Muitos têm sido os avanços dos Municípios na ultima década na busca do pleno reconhecimento de seu lugar no contexto da federação brasileira.

De fato, a Constituição Federal de 1988 definiu de maneira explícita a autonomia municipal em termos políticos, legais e financeiros; posteriormente, as Leis Orgânicas Municipais consolidaram tal quadro. O fato é que, em que pesem as restrições do quadro nacional mais amplo e a herança pesada dos regimes anteriores, os Municípios brasileiros nunca foram tão ricos e politicamente fortalecidos.

Contudo, uma última barreira parece persistir: a noção - equivocada - de que o Município não tem competência para agir dentro das suas próprias zonas rurais. Em outras palavras, existe por todo lado um entendimento de que os Municípios não teriam jurisdição sobre a parte do território municipal reservada para atividades rurais, as quais seriam campo exclusivo da ação da União Federal, notadamente no que toca a disciplina do uso do solo.
○ ○ ○ ○ ○
OBJETIVO 1
No trecho sobre a autonomia municipal, que documento definiu essa autonomia de maneira explícita em termos políticos, legais e financeiros?
O trecho e as linhas têm origens distintas.

(Registros)
○ ○ ○ ○ ○
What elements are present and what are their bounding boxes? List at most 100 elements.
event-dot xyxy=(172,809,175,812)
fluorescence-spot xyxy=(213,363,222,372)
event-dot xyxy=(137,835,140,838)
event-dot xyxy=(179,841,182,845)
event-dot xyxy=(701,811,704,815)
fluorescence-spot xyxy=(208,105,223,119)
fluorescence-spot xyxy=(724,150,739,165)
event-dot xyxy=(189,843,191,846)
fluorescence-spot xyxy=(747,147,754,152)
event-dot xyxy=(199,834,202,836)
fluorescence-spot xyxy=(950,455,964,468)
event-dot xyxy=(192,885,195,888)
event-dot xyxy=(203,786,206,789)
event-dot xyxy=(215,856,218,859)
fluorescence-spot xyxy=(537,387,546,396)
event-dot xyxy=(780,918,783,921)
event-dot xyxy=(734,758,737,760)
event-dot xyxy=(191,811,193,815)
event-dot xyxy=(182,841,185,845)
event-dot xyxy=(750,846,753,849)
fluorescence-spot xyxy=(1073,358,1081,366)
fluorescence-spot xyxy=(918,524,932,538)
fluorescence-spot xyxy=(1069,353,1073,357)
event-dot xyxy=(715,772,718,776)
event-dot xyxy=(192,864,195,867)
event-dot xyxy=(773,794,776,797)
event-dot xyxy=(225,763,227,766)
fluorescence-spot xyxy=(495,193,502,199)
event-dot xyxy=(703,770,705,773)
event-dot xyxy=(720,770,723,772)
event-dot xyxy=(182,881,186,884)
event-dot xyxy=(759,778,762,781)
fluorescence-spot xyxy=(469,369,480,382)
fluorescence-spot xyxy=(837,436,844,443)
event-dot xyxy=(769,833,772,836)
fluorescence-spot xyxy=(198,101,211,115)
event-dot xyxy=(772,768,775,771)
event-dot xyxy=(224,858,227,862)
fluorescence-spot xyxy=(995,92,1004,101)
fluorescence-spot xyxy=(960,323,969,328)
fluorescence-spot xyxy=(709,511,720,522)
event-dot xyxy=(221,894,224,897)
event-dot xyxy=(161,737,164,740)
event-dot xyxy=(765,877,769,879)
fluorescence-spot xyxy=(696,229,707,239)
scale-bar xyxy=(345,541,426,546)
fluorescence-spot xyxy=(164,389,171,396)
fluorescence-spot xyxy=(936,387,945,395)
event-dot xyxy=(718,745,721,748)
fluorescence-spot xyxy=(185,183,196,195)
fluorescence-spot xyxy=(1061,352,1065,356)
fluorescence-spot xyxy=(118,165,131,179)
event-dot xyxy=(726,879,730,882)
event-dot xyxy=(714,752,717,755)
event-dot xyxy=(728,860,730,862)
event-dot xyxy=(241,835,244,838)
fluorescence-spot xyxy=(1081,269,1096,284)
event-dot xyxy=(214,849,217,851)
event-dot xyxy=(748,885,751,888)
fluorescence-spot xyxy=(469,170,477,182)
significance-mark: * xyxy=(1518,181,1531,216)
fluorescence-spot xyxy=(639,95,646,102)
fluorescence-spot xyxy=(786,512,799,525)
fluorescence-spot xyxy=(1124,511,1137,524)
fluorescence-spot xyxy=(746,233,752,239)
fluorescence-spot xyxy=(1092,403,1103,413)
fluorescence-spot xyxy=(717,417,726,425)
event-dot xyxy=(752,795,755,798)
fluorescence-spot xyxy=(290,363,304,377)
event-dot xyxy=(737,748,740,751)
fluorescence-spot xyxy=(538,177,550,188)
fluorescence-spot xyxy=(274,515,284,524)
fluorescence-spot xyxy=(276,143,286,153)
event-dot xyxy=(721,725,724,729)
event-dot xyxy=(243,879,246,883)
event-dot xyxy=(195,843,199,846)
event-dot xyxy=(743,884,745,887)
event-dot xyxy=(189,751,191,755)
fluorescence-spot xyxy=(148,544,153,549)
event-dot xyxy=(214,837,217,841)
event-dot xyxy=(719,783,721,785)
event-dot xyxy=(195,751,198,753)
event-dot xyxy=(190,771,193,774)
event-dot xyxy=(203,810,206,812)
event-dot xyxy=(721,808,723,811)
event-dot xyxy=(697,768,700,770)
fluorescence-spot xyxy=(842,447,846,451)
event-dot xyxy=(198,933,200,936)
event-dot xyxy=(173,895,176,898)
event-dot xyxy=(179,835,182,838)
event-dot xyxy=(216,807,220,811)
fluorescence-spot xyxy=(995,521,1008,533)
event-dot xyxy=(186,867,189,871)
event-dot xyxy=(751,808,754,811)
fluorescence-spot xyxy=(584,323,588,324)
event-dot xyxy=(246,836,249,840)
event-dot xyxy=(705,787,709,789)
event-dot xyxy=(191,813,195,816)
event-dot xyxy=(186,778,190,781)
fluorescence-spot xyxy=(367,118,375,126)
○ ○ ○ ○ ○
OBJETIVO 2
Por favor, reproduza sem nenhuma alteração as linhas, e não o trecho. Comece pela primeira delas e pare depois da linha que contém "event-dot xyxy=(734,758,737,760)".

SOLUÇÃO COMPLETA 1
A Constituição Federal de 1988.

SOLUÇÃO COMPLETA 2
What elements are present and what are their bounding boxes? List at most 100 elements.
event-dot xyxy=(172,809,175,812)
fluorescence-spot xyxy=(213,363,222,372)
event-dot xyxy=(137,835,140,838)
event-dot xyxy=(179,841,182,845)
event-dot xyxy=(701,811,704,815)
fluorescence-spot xyxy=(208,105,223,119)
fluorescence-spot xyxy=(724,150,739,165)
event-dot xyxy=(189,843,191,846)
fluorescence-spot xyxy=(747,147,754,152)
event-dot xyxy=(199,834,202,836)
fluorescence-spot xyxy=(950,455,964,468)
event-dot xyxy=(192,885,195,888)
event-dot xyxy=(203,786,206,789)
event-dot xyxy=(215,856,218,859)
fluorescence-spot xyxy=(537,387,546,396)
event-dot xyxy=(780,918,783,921)
event-dot xyxy=(734,758,737,760)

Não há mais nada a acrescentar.